(Dataset excerpt)
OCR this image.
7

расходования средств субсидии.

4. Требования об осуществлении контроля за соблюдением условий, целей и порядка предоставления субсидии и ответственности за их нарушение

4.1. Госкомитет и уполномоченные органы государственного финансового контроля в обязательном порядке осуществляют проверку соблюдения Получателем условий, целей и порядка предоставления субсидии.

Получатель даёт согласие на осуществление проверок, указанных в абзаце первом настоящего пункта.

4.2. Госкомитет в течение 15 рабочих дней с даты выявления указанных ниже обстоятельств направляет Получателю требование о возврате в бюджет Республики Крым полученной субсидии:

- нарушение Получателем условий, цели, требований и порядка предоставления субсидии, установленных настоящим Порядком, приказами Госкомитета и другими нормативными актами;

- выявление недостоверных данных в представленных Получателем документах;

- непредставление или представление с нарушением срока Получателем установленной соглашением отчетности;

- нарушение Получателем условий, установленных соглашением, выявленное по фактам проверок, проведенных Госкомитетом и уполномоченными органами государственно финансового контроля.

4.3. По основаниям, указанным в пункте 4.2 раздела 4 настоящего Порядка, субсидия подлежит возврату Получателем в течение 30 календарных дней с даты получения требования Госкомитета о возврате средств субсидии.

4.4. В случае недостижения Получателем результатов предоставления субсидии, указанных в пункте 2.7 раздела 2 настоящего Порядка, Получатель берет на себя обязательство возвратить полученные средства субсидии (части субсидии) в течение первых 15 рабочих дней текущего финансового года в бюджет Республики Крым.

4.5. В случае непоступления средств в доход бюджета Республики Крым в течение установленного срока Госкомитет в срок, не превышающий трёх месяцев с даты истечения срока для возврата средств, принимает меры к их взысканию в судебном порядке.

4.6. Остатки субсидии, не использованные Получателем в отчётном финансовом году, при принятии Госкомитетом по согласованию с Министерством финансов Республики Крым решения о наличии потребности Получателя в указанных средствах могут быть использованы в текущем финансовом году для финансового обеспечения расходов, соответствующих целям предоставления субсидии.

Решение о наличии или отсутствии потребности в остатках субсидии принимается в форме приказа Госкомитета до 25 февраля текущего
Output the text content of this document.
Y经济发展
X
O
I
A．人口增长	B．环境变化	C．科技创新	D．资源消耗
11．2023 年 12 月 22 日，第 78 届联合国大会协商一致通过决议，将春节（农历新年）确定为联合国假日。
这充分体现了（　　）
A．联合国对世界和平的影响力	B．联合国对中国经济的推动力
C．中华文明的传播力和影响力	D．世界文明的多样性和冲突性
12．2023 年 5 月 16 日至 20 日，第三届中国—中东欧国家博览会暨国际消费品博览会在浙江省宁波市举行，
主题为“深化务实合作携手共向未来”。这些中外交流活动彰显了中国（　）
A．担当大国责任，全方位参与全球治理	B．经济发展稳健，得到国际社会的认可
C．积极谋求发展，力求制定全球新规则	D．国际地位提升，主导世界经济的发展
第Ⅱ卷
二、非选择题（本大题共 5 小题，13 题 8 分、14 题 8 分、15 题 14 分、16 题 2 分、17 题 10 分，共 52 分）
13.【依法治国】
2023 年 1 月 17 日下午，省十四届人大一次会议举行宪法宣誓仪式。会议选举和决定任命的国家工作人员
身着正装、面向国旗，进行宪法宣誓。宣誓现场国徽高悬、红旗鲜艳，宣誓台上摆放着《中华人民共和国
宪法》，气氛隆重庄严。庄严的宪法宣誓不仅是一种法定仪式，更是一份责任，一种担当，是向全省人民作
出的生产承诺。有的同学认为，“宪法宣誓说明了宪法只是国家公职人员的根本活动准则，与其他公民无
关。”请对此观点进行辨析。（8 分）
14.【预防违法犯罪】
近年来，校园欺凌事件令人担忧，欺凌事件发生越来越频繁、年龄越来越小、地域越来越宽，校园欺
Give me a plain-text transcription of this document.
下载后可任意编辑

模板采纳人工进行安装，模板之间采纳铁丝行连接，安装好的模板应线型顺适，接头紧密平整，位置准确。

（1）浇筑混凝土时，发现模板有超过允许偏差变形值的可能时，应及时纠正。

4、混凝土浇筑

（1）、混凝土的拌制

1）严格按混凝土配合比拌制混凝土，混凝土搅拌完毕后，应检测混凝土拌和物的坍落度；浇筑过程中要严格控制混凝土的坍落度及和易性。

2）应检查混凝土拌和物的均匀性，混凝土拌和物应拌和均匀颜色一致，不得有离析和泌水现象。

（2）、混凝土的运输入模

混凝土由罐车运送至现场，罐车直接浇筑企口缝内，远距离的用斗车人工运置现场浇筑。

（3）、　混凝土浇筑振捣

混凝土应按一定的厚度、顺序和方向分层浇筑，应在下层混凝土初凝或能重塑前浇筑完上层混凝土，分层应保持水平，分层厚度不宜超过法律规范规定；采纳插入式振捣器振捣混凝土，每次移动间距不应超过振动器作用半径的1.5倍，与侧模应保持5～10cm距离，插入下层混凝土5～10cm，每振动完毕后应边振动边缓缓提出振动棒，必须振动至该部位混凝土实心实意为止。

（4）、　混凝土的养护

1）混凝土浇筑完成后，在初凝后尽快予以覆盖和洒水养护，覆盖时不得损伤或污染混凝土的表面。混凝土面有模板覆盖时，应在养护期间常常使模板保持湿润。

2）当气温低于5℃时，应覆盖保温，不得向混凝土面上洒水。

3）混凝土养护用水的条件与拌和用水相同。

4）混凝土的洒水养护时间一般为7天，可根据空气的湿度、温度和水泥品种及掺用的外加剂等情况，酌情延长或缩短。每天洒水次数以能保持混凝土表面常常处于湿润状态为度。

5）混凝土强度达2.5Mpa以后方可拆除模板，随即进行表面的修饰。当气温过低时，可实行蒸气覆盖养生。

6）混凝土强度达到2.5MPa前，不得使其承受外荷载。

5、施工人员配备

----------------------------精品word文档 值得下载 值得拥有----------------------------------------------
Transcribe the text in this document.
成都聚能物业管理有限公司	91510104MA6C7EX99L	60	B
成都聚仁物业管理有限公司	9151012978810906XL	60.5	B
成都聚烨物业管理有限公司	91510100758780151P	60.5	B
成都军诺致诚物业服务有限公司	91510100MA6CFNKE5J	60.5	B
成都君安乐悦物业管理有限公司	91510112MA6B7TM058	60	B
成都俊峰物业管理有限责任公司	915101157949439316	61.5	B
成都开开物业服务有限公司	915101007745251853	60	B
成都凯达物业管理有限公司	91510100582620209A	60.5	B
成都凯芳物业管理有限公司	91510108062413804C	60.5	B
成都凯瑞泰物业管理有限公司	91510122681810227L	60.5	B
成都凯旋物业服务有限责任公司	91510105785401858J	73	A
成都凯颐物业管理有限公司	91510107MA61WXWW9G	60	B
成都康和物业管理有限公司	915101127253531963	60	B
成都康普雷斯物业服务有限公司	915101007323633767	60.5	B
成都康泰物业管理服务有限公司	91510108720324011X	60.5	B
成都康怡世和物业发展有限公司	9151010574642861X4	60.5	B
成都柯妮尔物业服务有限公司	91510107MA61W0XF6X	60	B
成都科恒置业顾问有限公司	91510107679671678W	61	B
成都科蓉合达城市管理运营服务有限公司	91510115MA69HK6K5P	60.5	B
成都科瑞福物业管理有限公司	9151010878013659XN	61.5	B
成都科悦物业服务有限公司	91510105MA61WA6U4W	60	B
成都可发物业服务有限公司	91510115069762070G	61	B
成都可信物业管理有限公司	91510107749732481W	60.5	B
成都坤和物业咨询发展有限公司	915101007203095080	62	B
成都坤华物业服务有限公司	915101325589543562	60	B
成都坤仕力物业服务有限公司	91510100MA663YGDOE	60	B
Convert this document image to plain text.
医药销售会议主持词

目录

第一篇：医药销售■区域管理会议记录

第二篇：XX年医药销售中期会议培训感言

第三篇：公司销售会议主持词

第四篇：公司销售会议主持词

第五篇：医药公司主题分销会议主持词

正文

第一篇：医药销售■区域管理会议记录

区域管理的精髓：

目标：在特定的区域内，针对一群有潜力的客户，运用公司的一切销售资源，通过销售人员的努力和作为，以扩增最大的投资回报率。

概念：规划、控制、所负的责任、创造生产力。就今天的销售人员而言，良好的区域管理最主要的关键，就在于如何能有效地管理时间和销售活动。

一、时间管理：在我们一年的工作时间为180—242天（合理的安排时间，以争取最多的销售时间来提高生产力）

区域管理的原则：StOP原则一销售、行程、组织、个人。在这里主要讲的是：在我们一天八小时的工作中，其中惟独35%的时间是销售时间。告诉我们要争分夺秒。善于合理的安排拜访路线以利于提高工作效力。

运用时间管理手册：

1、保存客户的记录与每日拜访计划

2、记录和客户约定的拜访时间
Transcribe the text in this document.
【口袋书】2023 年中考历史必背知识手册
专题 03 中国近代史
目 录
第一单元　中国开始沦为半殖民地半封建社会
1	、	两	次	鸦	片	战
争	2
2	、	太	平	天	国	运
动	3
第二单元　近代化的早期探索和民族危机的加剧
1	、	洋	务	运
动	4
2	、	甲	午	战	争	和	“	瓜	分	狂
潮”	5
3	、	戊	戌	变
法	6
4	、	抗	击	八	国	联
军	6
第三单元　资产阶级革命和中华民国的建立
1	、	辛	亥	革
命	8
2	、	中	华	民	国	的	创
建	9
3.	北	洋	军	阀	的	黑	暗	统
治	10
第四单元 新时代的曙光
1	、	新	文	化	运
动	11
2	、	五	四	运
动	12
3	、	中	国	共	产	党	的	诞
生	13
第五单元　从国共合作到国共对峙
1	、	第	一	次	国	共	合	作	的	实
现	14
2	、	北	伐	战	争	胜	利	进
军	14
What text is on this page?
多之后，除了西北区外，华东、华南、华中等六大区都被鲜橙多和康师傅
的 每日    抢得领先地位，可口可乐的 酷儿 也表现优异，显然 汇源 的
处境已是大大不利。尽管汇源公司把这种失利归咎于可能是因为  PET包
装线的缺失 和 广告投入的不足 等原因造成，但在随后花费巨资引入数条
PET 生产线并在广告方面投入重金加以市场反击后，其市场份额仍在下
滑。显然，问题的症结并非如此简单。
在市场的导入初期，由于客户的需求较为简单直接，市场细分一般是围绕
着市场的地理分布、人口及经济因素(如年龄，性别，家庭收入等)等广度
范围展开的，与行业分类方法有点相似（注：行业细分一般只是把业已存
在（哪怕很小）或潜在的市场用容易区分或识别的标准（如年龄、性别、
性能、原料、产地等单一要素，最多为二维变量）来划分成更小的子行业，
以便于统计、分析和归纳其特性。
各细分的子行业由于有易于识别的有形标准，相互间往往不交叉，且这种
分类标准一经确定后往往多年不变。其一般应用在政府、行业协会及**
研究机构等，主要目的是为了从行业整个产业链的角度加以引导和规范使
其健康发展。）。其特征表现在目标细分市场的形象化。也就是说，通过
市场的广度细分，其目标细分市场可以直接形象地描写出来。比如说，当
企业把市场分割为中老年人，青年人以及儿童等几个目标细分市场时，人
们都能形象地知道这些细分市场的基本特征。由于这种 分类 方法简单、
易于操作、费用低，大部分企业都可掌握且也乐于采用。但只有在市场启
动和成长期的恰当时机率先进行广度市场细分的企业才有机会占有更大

Task directions: Every line in the data above that contains "дней" needs to be copied.

Completed exercise:
4.2. Госкомитет в течение 15 рабочих дней с даты выявления указанных ниже обстоятельств направляет Получателю требование о возврате в бюджет Республики Крым полученной субсидии:
4.3. По основаниям, указанным в пункте 4.2 раздела 4 настоящего Порядка, субсидия подлежит возврату Получателем в течение 30 календарных дней с даты получения требования Госкомитета о возврате средств субсидии.
4.4. В случае недостижения Получателем результатов предоставления субсидии, указанных в пункте 2.7 раздела 2 настоящего Порядка, Получатель берет на себя обязательство возвратить полученные средства субсидии (части субсидии) в течение первых 15 рабочих дней текущего финансового года в бюджет Республики Крым.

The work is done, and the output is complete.